SET PROBLEM: Keep the pictures out and restate every record exactly.

Collected data entries
((

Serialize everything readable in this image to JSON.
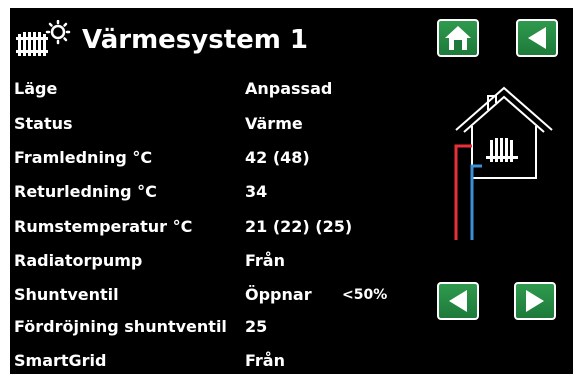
{
  "header": {
    "title": "Värmesystem 1",
    "icon": "radiator-sun-icon"
  },
  "nav": {
    "home_icon": "home-icon",
    "back_icon": "back-arrow-icon",
    "prev_icon": "previous-arrow-icon",
    "next_icon": "next-arrow-icon"
  },
  "rows": [
    {
      "label": "Läge",
      "value": "Anpassad"
    },
    {
      "label": "Status",
      "value": "Värme"
    },
    {
      "label": "Framledning °C",
      "value": "42 (48)"
    },
    {
      "label": "Returledning °C",
      "value": "34"
    },
    {
      "label": "Rumstemperatur °C",
      "value": "21 (22) (25)"
    },
    {
      "label": "Radiatorpump",
      "value": "Från"
    },
    {
      "label": "Shuntventil",
      "value": "Öppnar",
      "extra": "<50%"
    },
    {
      "label": "Fördröjning shuntventil",
      "value": "25"
    },
    {
      "label": "SmartGrid",
      "value": "Från"
    }
  ],
  "illustration": {
    "icon": "house-radiator-icon",
    "supply_color": "#e8303a",
    "return_color": "#3a8fd8"
  },
  "colors": {
    "background": "#000000",
    "text": "#ffffff",
    "button": "#1e7a3a"
  }
}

))

CORRECT OUTPUT:
Serialize everything readable in this image to JSON.
{
  "header": {
    "title": "Värmesystem 1",
    "icon": "radiator-sun-icon"
  },
  "nav": {
    "home_icon": "home-icon",
    "back_icon": "back-arrow-icon",
    "prev_icon": "previous-arrow-icon",
    "next_icon": "next-arrow-icon"
  },
  "rows": [
    {
      "label": "Läge",
      "value": "Anpassad"
    },
    {
      "label": "Status",
      "value": "Värme"
    },
    {
      "label": "Framledning °C",
      "value": "42 (48)"
    },
    {
      "label": "Returledning °C",
      "value": "34"
    },
    {
      "label": "Rumstemperatur °C",
      "value": "21 (22) (25)"
    },
    {
      "label": "Radiatorpump",
      "value": "Från"
    },
    {
      "label": "Shuntventil",
      "value": "Öppnar",
      "extra": "<50%"
    },
    {
      "label": "Fördröjning shuntventil",
      "value": "25"
    },
    {
      "label": "SmartGrid",
      "value": "Från"
    }
  ],
  "illustration": {
    "icon": "house-radiator-icon",
    "supply_color": "#e8303a",
    "return_color": "#3a8fd8"
  },
  "colors": {
    "background": "#000000",
    "text": "#ffffff",
    "button": "#1e7a3a"
  }
}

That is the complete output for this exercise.